● SHORT EXERCISE: Set down all of the data that follows word for word, without the images.

● EXTRACTED RECORDS:
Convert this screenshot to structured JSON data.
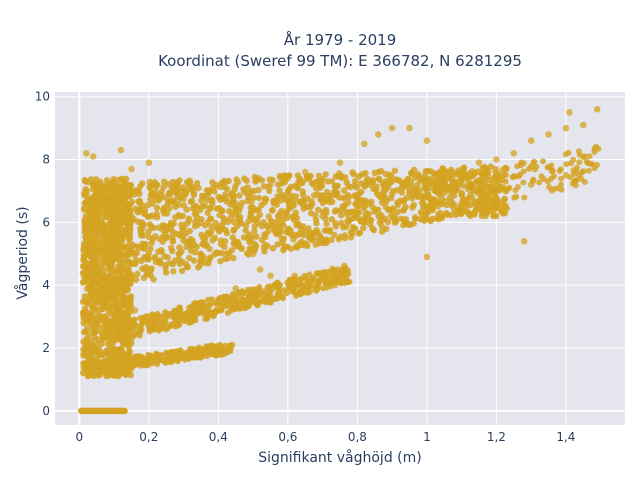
{
  "chart_data": {
    "type": "scatter",
    "title_line1": "År 1979 - 2019",
    "title_line2": "Koordinat (Sweref 99 TM): E 366782, N 6281295",
    "xlabel": "Signifikant våghöjd (m)",
    "ylabel": "Vågperiod (s)",
    "xlim": [
      -0.07,
      1.57
    ],
    "ylim": [
      -0.45,
      10.15
    ],
    "xticks": [
      0,
      0.2,
      0.4,
      0.6,
      0.8,
      1,
      1.2,
      1.4
    ],
    "xtick_labels": [
      "0",
      "0,2",
      "0,4",
      "0,6",
      "0,8",
      "1",
      "1,2",
      "1,4"
    ],
    "yticks": [
      0,
      2,
      4,
      6,
      8,
      10
    ],
    "ytick_labels": [
      "0",
      "2",
      "4",
      "6",
      "8",
      "10"
    ],
    "grid": true,
    "background": "#e5e5ee",
    "marker_color": "#d4a321",
    "series": [
      {
        "points": [
          [
            0.01,
            0.0
          ],
          [
            0.04,
            0.0
          ],
          [
            0.07,
            0.0
          ],
          [
            0.1,
            0.0
          ],
          [
            0.13,
            0.0
          ],
          [
            0.02,
            1.2
          ],
          [
            0.05,
            1.5
          ],
          [
            0.08,
            1.8
          ],
          [
            0.1,
            2.3
          ],
          [
            0.12,
            2.8
          ],
          [
            0.14,
            1.3
          ],
          [
            0.02,
            3.5
          ],
          [
            0.03,
            5.2
          ],
          [
            0.04,
            6.3
          ],
          [
            0.02,
            8.2
          ],
          [
            0.04,
            8.1
          ],
          [
            0.06,
            7.1
          ],
          [
            0.09,
            6.5
          ],
          [
            0.12,
            7.0
          ],
          [
            0.15,
            7.7
          ],
          [
            0.18,
            6.0
          ],
          [
            0.2,
            7.9
          ],
          [
            0.12,
            4.5
          ],
          [
            0.16,
            3.2
          ],
          [
            0.2,
            2.7
          ],
          [
            0.25,
            2.6
          ],
          [
            0.3,
            3.0
          ],
          [
            0.35,
            3.4
          ],
          [
            0.45,
            3.9
          ],
          [
            0.55,
            4.3
          ],
          [
            0.62,
            4.3
          ],
          [
            0.7,
            4.4
          ],
          [
            0.76,
            4.3
          ],
          [
            0.2,
            1.6
          ],
          [
            0.3,
            1.8
          ],
          [
            0.4,
            2.0
          ],
          [
            0.44,
            2.1
          ],
          [
            0.25,
            5.5
          ],
          [
            0.35,
            6.0
          ],
          [
            0.45,
            6.6
          ],
          [
            0.55,
            7.2
          ],
          [
            0.65,
            7.6
          ],
          [
            0.75,
            7.9
          ],
          [
            0.82,
            8.5
          ],
          [
            0.86,
            8.8
          ],
          [
            0.9,
            9.0
          ],
          [
            0.95,
            9.0
          ],
          [
            1.0,
            8.6
          ],
          [
            0.5,
            5.0
          ],
          [
            0.6,
            5.8
          ],
          [
            0.7,
            6.2
          ],
          [
            0.8,
            6.5
          ],
          [
            0.9,
            6.9
          ],
          [
            1.0,
            6.9
          ],
          [
            1.05,
            7.3
          ],
          [
            1.1,
            7.5
          ],
          [
            1.15,
            7.9
          ],
          [
            1.2,
            8.0
          ],
          [
            1.25,
            8.2
          ],
          [
            1.3,
            8.6
          ],
          [
            1.35,
            8.8
          ],
          [
            1.4,
            9.0
          ],
          [
            1.45,
            9.1
          ],
          [
            1.49,
            9.6
          ],
          [
            1.41,
            9.5
          ],
          [
            1.2,
            6.7
          ],
          [
            1.3,
            7.2
          ],
          [
            1.4,
            7.5
          ],
          [
            1.28,
            5.4
          ],
          [
            1.0,
            4.9
          ],
          [
            0.52,
            4.5
          ],
          [
            0.12,
            8.3
          ]
        ]
      }
    ]
  }
}
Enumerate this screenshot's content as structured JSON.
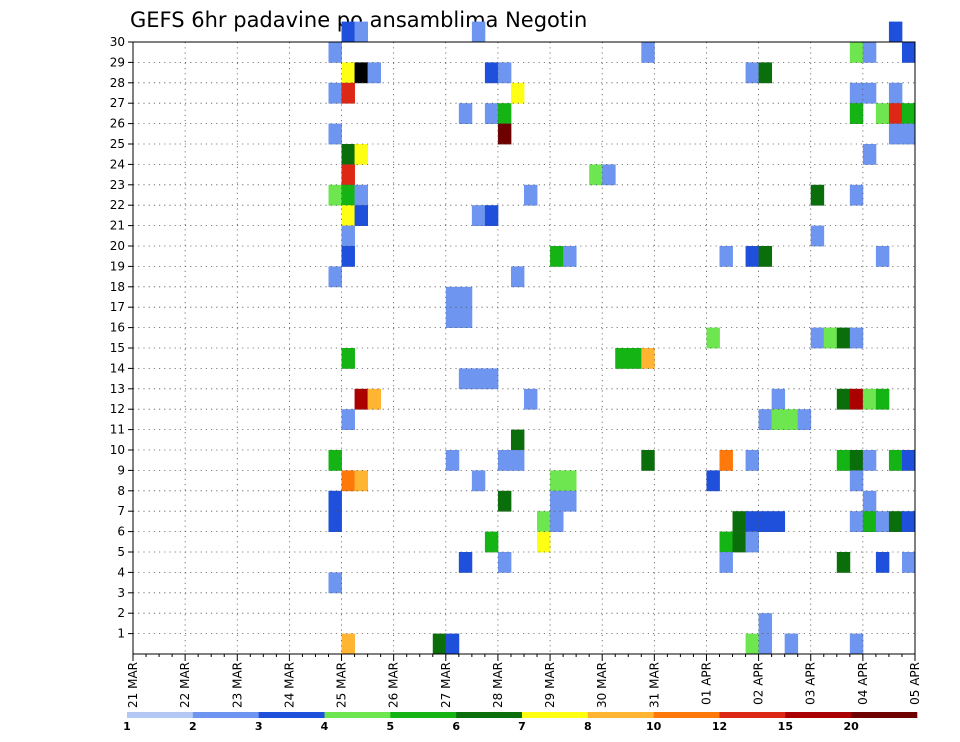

● THE RESULT:
Convert this screenshot to structured JSON data.
{
  "chart_data": {
    "type": "scatter",
    "title_line1": "År 1979 - 2019",
    "title_line2": "Koordinat (Sweref 99 TM): E 366782, N 6281295",
    "xlabel": "Signifikant våghöjd (m)",
    "ylabel": "Vågperiod (s)",
    "xlim": [
      -0.07,
      1.57
    ],
    "ylim": [
      -0.45,
      10.15
    ],
    "xticks": [
      0,
      0.2,
      0.4,
      0.6,
      0.8,
      1,
      1.2,
      1.4
    ],
    "xtick_labels": [
      "0",
      "0,2",
      "0,4",
      "0,6",
      "0,8",
      "1",
      "1,2",
      "1,4"
    ],
    "yticks": [
      0,
      2,
      4,
      6,
      8,
      10
    ],
    "ytick_labels": [
      "0",
      "2",
      "4",
      "6",
      "8",
      "10"
    ],
    "grid": true,
    "background": "#e5e5ee",
    "marker_color": "#d4a321",
    "series": [
      {
        "points": [
          [
            0.01,
            0.0
          ],
          [
            0.04,
            0.0
          ],
          [
            0.07,
            0.0
          ],
          [
            0.1,
            0.0
          ],
          [
            0.13,
            0.0
          ],
          [
            0.02,
            1.2
          ],
          [
            0.05,
            1.5
          ],
          [
            0.08,
            1.8
          ],
          [
            0.1,
            2.3
          ],
          [
            0.12,
            2.8
          ],
          [
            0.14,
            1.3
          ],
          [
            0.02,
            3.5
          ],
          [
            0.03,
            5.2
          ],
          [
            0.04,
            6.3
          ],
          [
            0.02,
            8.2
          ],
          [
            0.04,
            8.1
          ],
          [
            0.06,
            7.1
          ],
          [
            0.09,
            6.5
          ],
          [
            0.12,
            7.0
          ],
          [
            0.15,
            7.7
          ],
          [
            0.18,
            6.0
          ],
          [
            0.2,
            7.9
          ],
          [
            0.12,
            4.5
          ],
          [
            0.16,
            3.2
          ],
          [
            0.2,
            2.7
          ],
          [
            0.25,
            2.6
          ],
          [
            0.3,
            3.0
          ],
          [
            0.35,
            3.4
          ],
          [
            0.45,
            3.9
          ],
          [
            0.55,
            4.3
          ],
          [
            0.62,
            4.3
          ],
          [
            0.7,
            4.4
          ],
          [
            0.76,
            4.3
          ],
          [
            0.2,
            1.6
          ],
          [
            0.3,
            1.8
          ],
          [
            0.4,
            2.0
          ],
          [
            0.44,
            2.1
          ],
          [
            0.25,
            5.5
          ],
          [
            0.35,
            6.0
          ],
          [
            0.45,
            6.6
          ],
          [
            0.55,
            7.2
          ],
          [
            0.65,
            7.6
          ],
          [
            0.75,
            7.9
          ],
          [
            0.82,
            8.5
          ],
          [
            0.86,
            8.8
          ],
          [
            0.9,
            9.0
          ],
          [
            0.95,
            9.0
          ],
          [
            1.0,
            8.6
          ],
          [
            0.5,
            5.0
          ],
          [
            0.6,
            5.8
          ],
          [
            0.7,
            6.2
          ],
          [
            0.8,
            6.5
          ],
          [
            0.9,
            6.9
          ],
          [
            1.0,
            6.9
          ],
          [
            1.05,
            7.3
          ],
          [
            1.1,
            7.5
          ],
          [
            1.15,
            7.9
          ],
          [
            1.2,
            8.0
          ],
          [
            1.25,
            8.2
          ],
          [
            1.3,
            8.6
          ],
          [
            1.35,
            8.8
          ],
          [
            1.4,
            9.0
          ],
          [
            1.45,
            9.1
          ],
          [
            1.49,
            9.6
          ],
          [
            1.41,
            9.5
          ],
          [
            1.2,
            6.7
          ],
          [
            1.3,
            7.2
          ],
          [
            1.4,
            7.5
          ],
          [
            1.28,
            5.4
          ],
          [
            1.0,
            4.9
          ],
          [
            0.52,
            4.5
          ],
          [
            0.12,
            8.3
          ]
        ]
      }
    ]
  }
}
Enumerate this screenshot's content as structured JSON.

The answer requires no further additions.